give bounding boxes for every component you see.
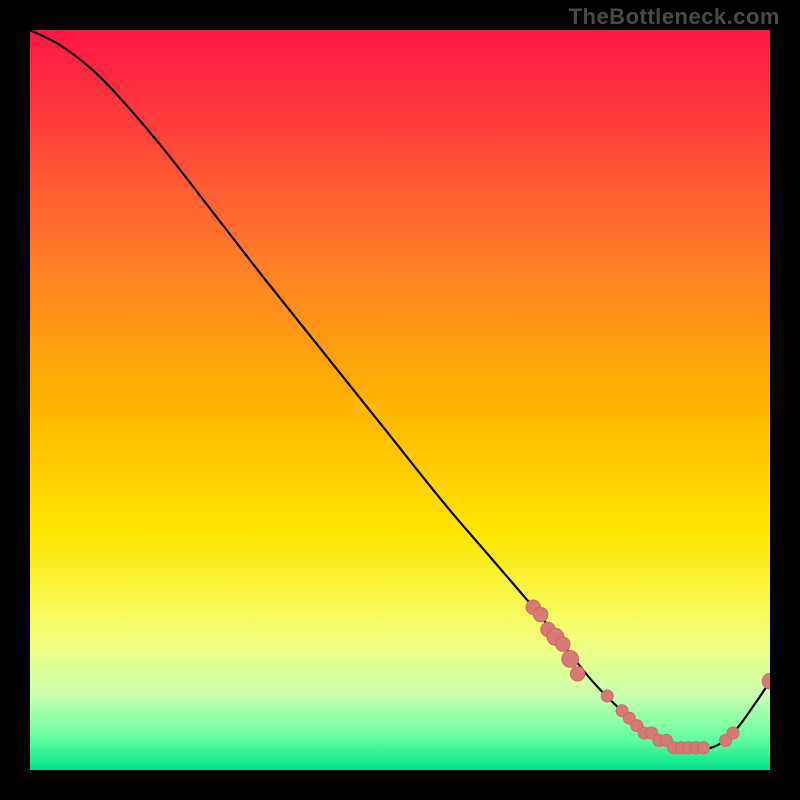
data-marker <box>533 607 547 621</box>
data-marker <box>727 727 739 739</box>
plot-svg <box>30 30 770 770</box>
data-marker <box>601 690 613 702</box>
bottleneck-curve-plot <box>30 30 770 770</box>
data-marker <box>562 651 579 668</box>
data-marker <box>556 637 570 651</box>
watermark-text: TheBottleneck.com <box>569 4 780 30</box>
gradient-background <box>30 30 770 770</box>
chart-frame: TheBottleneck.com <box>0 0 800 800</box>
data-marker <box>570 667 584 681</box>
data-marker <box>697 742 709 754</box>
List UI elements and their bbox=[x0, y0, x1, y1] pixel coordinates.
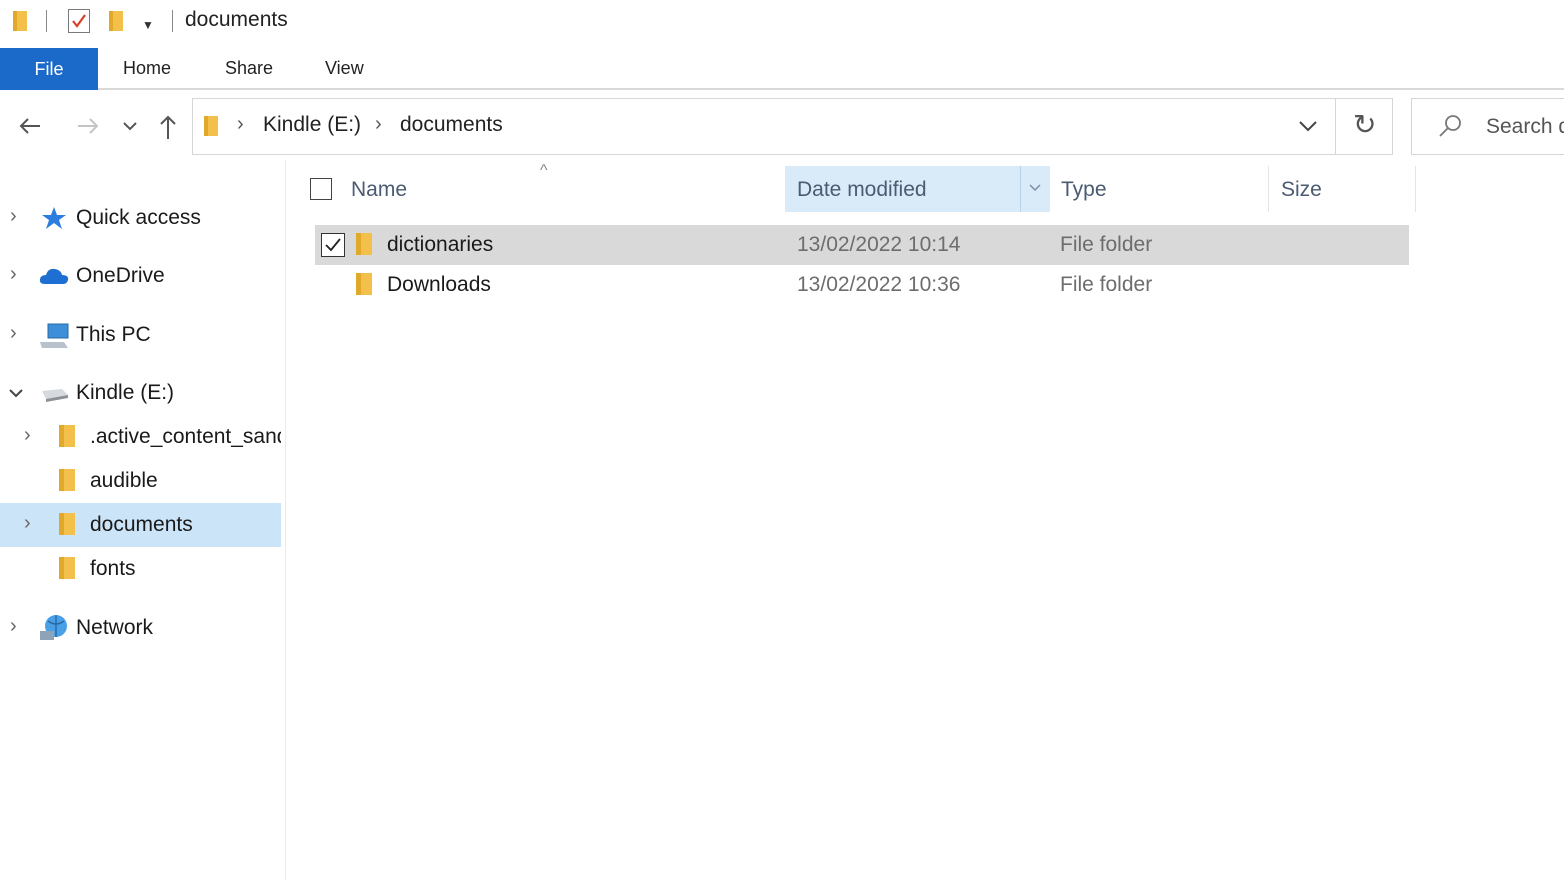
expand-chevron-icon[interactable]: › bbox=[24, 424, 31, 447]
file-row-downloads[interactable]: Downloads 13/02/2022 10:36 File folder bbox=[315, 265, 1409, 305]
folder-icon bbox=[59, 513, 75, 535]
search-icon bbox=[1439, 115, 1461, 137]
file-list: ^ Name Date modified Type Size dictionar… bbox=[290, 160, 1564, 880]
folder-icon bbox=[59, 469, 75, 491]
nav-item-onedrive[interactable]: › OneDrive bbox=[0, 254, 281, 298]
address-history-chevron-down-icon[interactable] bbox=[1297, 111, 1319, 141]
ribbon-tabs: File Home Share View bbox=[0, 48, 1564, 90]
breadcrumb-documents[interactable]: documents bbox=[400, 113, 503, 137]
select-all-checkbox[interactable] bbox=[310, 178, 332, 200]
window-title: documents bbox=[185, 8, 288, 31]
file-row-dictionaries[interactable]: dictionaries 13/02/2022 10:14 File folde… bbox=[315, 225, 1409, 265]
expand-chevron-icon[interactable]: › bbox=[10, 263, 17, 286]
nav-item-label: fonts bbox=[90, 557, 136, 580]
expand-chevron-icon[interactable]: › bbox=[24, 512, 31, 535]
toolbar-separator bbox=[172, 10, 173, 32]
expand-chevron-icon[interactable]: › bbox=[10, 205, 17, 228]
file-type: File folder bbox=[1060, 233, 1153, 256]
column-header-date-modified[interactable]: Date modified bbox=[797, 178, 927, 202]
properties-icon[interactable] bbox=[68, 9, 90, 33]
nav-item-fonts[interactable]: fonts bbox=[0, 548, 281, 592]
forward-arrow-icon[interactable] bbox=[76, 116, 100, 136]
breadcrumb-chevron-icon[interactable]: › bbox=[375, 113, 382, 136]
nav-item-documents[interactable]: › documents bbox=[0, 503, 281, 547]
address-bar[interactable]: › Kindle (E:) › documents ↻ bbox=[192, 98, 1393, 155]
nav-item-label: This PC bbox=[76, 323, 151, 346]
drive-icon bbox=[42, 389, 68, 402]
search-input-placeholder[interactable]: Search d bbox=[1486, 115, 1564, 139]
nav-item-label: documents bbox=[90, 513, 193, 536]
column-divider[interactable] bbox=[1268, 166, 1269, 212]
folder-icon bbox=[204, 116, 218, 136]
column-divider[interactable] bbox=[1415, 166, 1416, 212]
file-name[interactable]: dictionaries bbox=[387, 233, 493, 257]
nav-item-quick-access[interactable]: › Quick access bbox=[0, 196, 281, 240]
title-bar: ▼ documents bbox=[0, 0, 1564, 44]
up-arrow-icon[interactable] bbox=[158, 114, 178, 140]
column-filter-chevron-down-icon[interactable] bbox=[1029, 184, 1041, 192]
expand-chevron-icon[interactable]: › bbox=[10, 615, 17, 638]
search-box[interactable]: Search d bbox=[1411, 98, 1564, 155]
file-date-modified: 13/02/2022 10:36 bbox=[797, 273, 961, 296]
folder-icon bbox=[59, 557, 75, 579]
folder-icon bbox=[356, 233, 372, 255]
nav-item-kindle-drive[interactable]: Kindle (E:) bbox=[0, 371, 281, 415]
new-folder-icon[interactable] bbox=[108, 10, 124, 32]
network-icon bbox=[40, 615, 67, 640]
nav-item-label: audible bbox=[90, 469, 158, 492]
tab-view[interactable]: View bbox=[325, 58, 364, 79]
onedrive-cloud-icon bbox=[39, 268, 69, 284]
recent-locations-chevron-down-icon[interactable] bbox=[122, 121, 138, 131]
sort-ascending-icon: ^ bbox=[540, 162, 548, 179]
file-date-modified: 13/02/2022 10:14 bbox=[797, 233, 961, 256]
refresh-icon[interactable]: ↻ bbox=[1353, 111, 1376, 139]
nav-item-active-content-sandbox[interactable]: › .active_content_sandbox bbox=[0, 416, 281, 460]
tab-share[interactable]: Share bbox=[225, 58, 273, 79]
address-separator bbox=[1335, 99, 1336, 154]
column-split bbox=[1020, 166, 1021, 212]
back-arrow-icon[interactable] bbox=[18, 116, 42, 136]
nav-item-label: Network bbox=[76, 616, 154, 639]
nav-item-label: Kindle (E:) bbox=[76, 381, 175, 404]
folder-icon bbox=[59, 425, 75, 447]
expand-chevron-icon[interactable]: › bbox=[10, 322, 17, 345]
this-pc-icon bbox=[40, 323, 69, 348]
column-header-size[interactable]: Size bbox=[1281, 178, 1322, 202]
collapse-chevron-icon[interactable] bbox=[8, 388, 24, 398]
nav-item-network[interactable]: › Network bbox=[0, 606, 281, 650]
file-name[interactable]: Downloads bbox=[387, 273, 491, 297]
column-header-name[interactable]: Name bbox=[351, 178, 407, 202]
nav-item-label: Quick access bbox=[76, 206, 201, 229]
breadcrumb-kindle[interactable]: Kindle (E:) bbox=[263, 113, 361, 137]
row-checkbox[interactable] bbox=[321, 233, 345, 257]
quick-access-star-icon bbox=[42, 207, 66, 229]
breadcrumb-chevron-icon[interactable]: › bbox=[237, 113, 244, 136]
nav-item-audible[interactable]: audible bbox=[0, 460, 281, 504]
customize-toolbar-dropdown-icon[interactable]: ▼ bbox=[142, 18, 154, 32]
folder-icon bbox=[356, 273, 372, 295]
file-type: File folder bbox=[1060, 273, 1153, 296]
column-header-type[interactable]: Type bbox=[1061, 178, 1107, 202]
folder-icon bbox=[13, 11, 27, 31]
nav-item-label: OneDrive bbox=[76, 264, 165, 287]
nav-item-label: .active_content_sandbox bbox=[90, 425, 281, 448]
toolbar-separator bbox=[46, 10, 47, 32]
nav-item-this-pc[interactable]: › This PC bbox=[0, 313, 281, 357]
navigation-pane: › Quick access › OneDrive › This PC Kind… bbox=[0, 160, 286, 880]
tab-file[interactable]: File bbox=[0, 48, 98, 90]
tab-home[interactable]: Home bbox=[123, 58, 171, 79]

**Problem**:
Recast the listing above as a Markdown table with two columns, Row and Line, numbering each row and skipping blank lines. Omit the pictures.

**Result for this task**:
| Row | Line |
|---|---|
| 1 | give bounding boxes for every component you see. |
| 2 | data-marker <box>533 607 547 621</box> |
| 3 | data-marker <box>727 727 739 739</box> |
| 4 | plot-svg <box>30 30 770 770</box> |
| 5 | data-marker <box>601 690 613 702</box> |
| 6 | bottleneck-curve-plot <box>30 30 770 770</box> |
| 7 | data-marker <box>562 651 579 668</box> |
| 8 | data-marker <box>556 637 570 651</box> |
| 9 | watermark-text: TheBottleneck.com <box>569 4 780 30</box> |
| 10 | gradient-background <box>30 30 770 770</box> |
| 11 | chart-frame: TheBottleneck.com <box>0 0 800 800</box> |
| 12 | data-marker <box>570 667 584 681</box> |
| 13 | data-marker <box>697 742 709 754</box> |
| 14 | List UI elements and their bbox=[x0, y0, x1, y1] pixel coordinates. |
| 15 | expand-chevron-icon[interactable]: › bbox=[24, 424, 31, 447] |
| 16 | file-row-downloads[interactable]: Downloads 13/02/2022 10:36 File folder bbox=[315, 265, 1409, 305] |
| 17 | folder-icon bbox=[59, 513, 75, 535] |
| 18 | search-icon bbox=[1439, 115, 1461, 137] |
| 19 | file-list: ^ Name Date modified Type Size dictionar… bbox=[290, 160, 1564, 880] |
| 20 | folder-icon bbox=[59, 469, 75, 491] |
| 21 | nav-item-onedrive[interactable]: › OneDrive bbox=[0, 254, 281, 298] |
| 22 | address-history-chevron-down-icon[interactable] bbox=[1297, 111, 1319, 141] |
| 23 | ribbon-tabs: File Home Share View bbox=[0, 48, 1564, 90] |
| 24 | breadcrumb-documents[interactable]: documents bbox=[400, 113, 503, 137] |
| 25 | select-all-checkbox[interactable] bbox=[310, 178, 332, 200] |
| 26 | window-title: documents bbox=[185, 8, 288, 31] |
| 27 | file-row-dictionaries[interactable]: dictionaries 13/02/2022 10:14 File folde… bbox=[315, 225, 1409, 265] |
| 28 | expand-chevron-icon[interactable]: › bbox=[10, 263, 17, 286] |
| 29 | nav-item-label: fonts bbox=[90, 557, 136, 580] |
| 30 | expand-chevron-icon[interactable]: › bbox=[24, 512, 31, 535] |
| 31 | toolbar-separator bbox=[172, 10, 173, 32] |
| 32 | expand-chevron-icon[interactable]: › bbox=[10, 205, 17, 228] |
| 33 | file-type: File folder bbox=[1060, 233, 1153, 256] |
| 34 | column-header-date-modified[interactable]: Date modified bbox=[797, 178, 927, 202] |
| 35 | properties-icon[interactable] bbox=[68, 9, 90, 33] |
| 36 | nav-item-fonts[interactable]: fonts bbox=[0, 548, 281, 592] |
| 37 | forward-arrow-icon[interactable] bbox=[76, 116, 100, 136] |
| 38 | breadcrumb-chevron-icon[interactable]: › bbox=[375, 113, 382, 136] |
| 39 | nav-item-documents[interactable]: › documents bbox=[0, 503, 281, 547] |
| 40 | address-bar[interactable]: › Kindle (E:) › documents ↻ bbox=[192, 98, 1393, 155] |
| 41 | nav-item-label: This PC bbox=[76, 323, 151, 346] |
| 42 | drive-icon bbox=[42, 389, 68, 402] |
| 43 | search-input-placeholder[interactable]: Search d bbox=[1486, 115, 1564, 139] |
| 44 | nav-item-label: documents bbox=[90, 513, 193, 536] |
| 45 | column-divider[interactable] bbox=[1268, 166, 1269, 212] |
| 46 | folder-icon bbox=[204, 116, 218, 136] |
| 47 | column-divider[interactable] bbox=[1415, 166, 1416, 212] |
| 48 | file-name[interactable]: dictionaries bbox=[387, 233, 493, 257] |
| 49 | nav-item-quick-access[interactable]: › Quick access bbox=[0, 196, 281, 240] |
| 50 | title-bar: ▼ documents bbox=[0, 0, 1564, 44] |
| 51 | up-arrow-icon[interactable] bbox=[158, 114, 178, 140] |
| 52 | column-filter-chevron-down-icon[interactable] bbox=[1029, 184, 1041, 192] |
| 53 | expand-chevron-icon[interactable]: › bbox=[10, 615, 17, 638] |
| 54 | search-box[interactable]: Search d bbox=[1411, 98, 1564, 155] |
| 55 | file-date-modified: 13/02/2022 10:36 bbox=[797, 273, 961, 296] |
| 56 | folder-icon bbox=[59, 557, 75, 579] |
| 57 | folder-icon bbox=[356, 233, 372, 255] |
| 58 | nav-item-kindle-drive[interactable]: Kindle (E:) bbox=[0, 371, 281, 415] |
| 59 | new-folder-icon[interactable] bbox=[108, 10, 124, 32] |
| 60 | network-icon bbox=[40, 615, 67, 640] |
| 61 | nav-item-label: audible bbox=[90, 469, 158, 492] |
| 62 | tab-view[interactable]: View bbox=[325, 58, 364, 79] |
| 63 | onedrive-cloud-icon bbox=[39, 268, 69, 284] |
| 64 | recent-locations-chevron-down-icon[interactable] bbox=[122, 121, 138, 131] |
| 65 | sort-ascending-icon: ^ bbox=[540, 162, 548, 179] |
| 66 | file-date-modified: 13/02/2022 10:14 bbox=[797, 233, 961, 256] |
| 67 | refresh-icon[interactable]: ↻ bbox=[1353, 111, 1376, 139] |
| 68 | nav-item-active-content-sandbox[interactable]: › .active_content_sandbox bbox=[0, 416, 281, 460] |
| 69 | tab-share[interactable]: Share bbox=[225, 58, 273, 79] |
| 70 | address-separator bbox=[1335, 99, 1336, 154] |
| 71 | column-split bbox=[1020, 166, 1021, 212] |
| 72 | back-arrow-icon[interactable] bbox=[18, 116, 42, 136] |
| 73 | nav-item-label: Network bbox=[76, 616, 154, 639] |
| 74 | nav-item-label: Kindle (E:) bbox=[76, 381, 175, 404] |
| 75 | folder-icon bbox=[59, 425, 75, 447] |
| 76 | expand-chevron-icon[interactable]: › bbox=[10, 322, 17, 345] |
| 77 | this-pc-icon bbox=[40, 323, 69, 348] |
| 78 | column-header-size[interactable]: Size bbox=[1281, 178, 1322, 202] |
| 79 | collapse-chevron-icon[interactable] bbox=[8, 388, 24, 398] |
| 80 | nav-item-network[interactable]: › Network bbox=[0, 606, 281, 650] |
| 81 | file-name[interactable]: Downloads bbox=[387, 273, 491, 297] |
| 82 | column-header-name[interactable]: Name bbox=[351, 178, 407, 202] |
| 83 | nav-item-label: Quick access bbox=[76, 206, 201, 229] |
| 84 | breadcrumb-kindle[interactable]: Kindle (E:) bbox=[263, 113, 361, 137] |
| 85 | row-checkbox[interactable] bbox=[321, 233, 345, 257] |
| 86 | quick-access-star-icon bbox=[42, 207, 66, 229] |
| 87 | breadcrumb-chevron-icon[interactable]: › bbox=[237, 113, 244, 136] |
| 88 | nav-item-audible[interactable]: audible bbox=[0, 460, 281, 504] |
| 89 | customize-toolbar-dropdown-icon[interactable]: ▼ bbox=[142, 18, 154, 32] |
| 90 | folder-icon bbox=[356, 273, 372, 295] |
| 91 | file-type: File folder bbox=[1060, 273, 1153, 296] |
| 92 | column-header-type[interactable]: Type bbox=[1061, 178, 1107, 202] |
| 93 | folder-icon bbox=[13, 11, 27, 31] |
| 94 | nav-item-label: OneDrive bbox=[76, 264, 165, 287] |
| 95 | nav-item-label: .active_content_sandbox bbox=[90, 425, 281, 448] |
| 96 | toolbar-separator bbox=[46, 10, 47, 32] |
| 97 | nav-item-this-pc[interactable]: › This PC bbox=[0, 313, 281, 357] |
| 98 | navigation-pane: › Quick access › OneDrive › This PC Kind… bbox=[0, 160, 286, 880] |
| 99 | tab-file[interactable]: File bbox=[0, 48, 98, 90] |
| 100 | tab-home[interactable]: Home bbox=[123, 58, 171, 79] |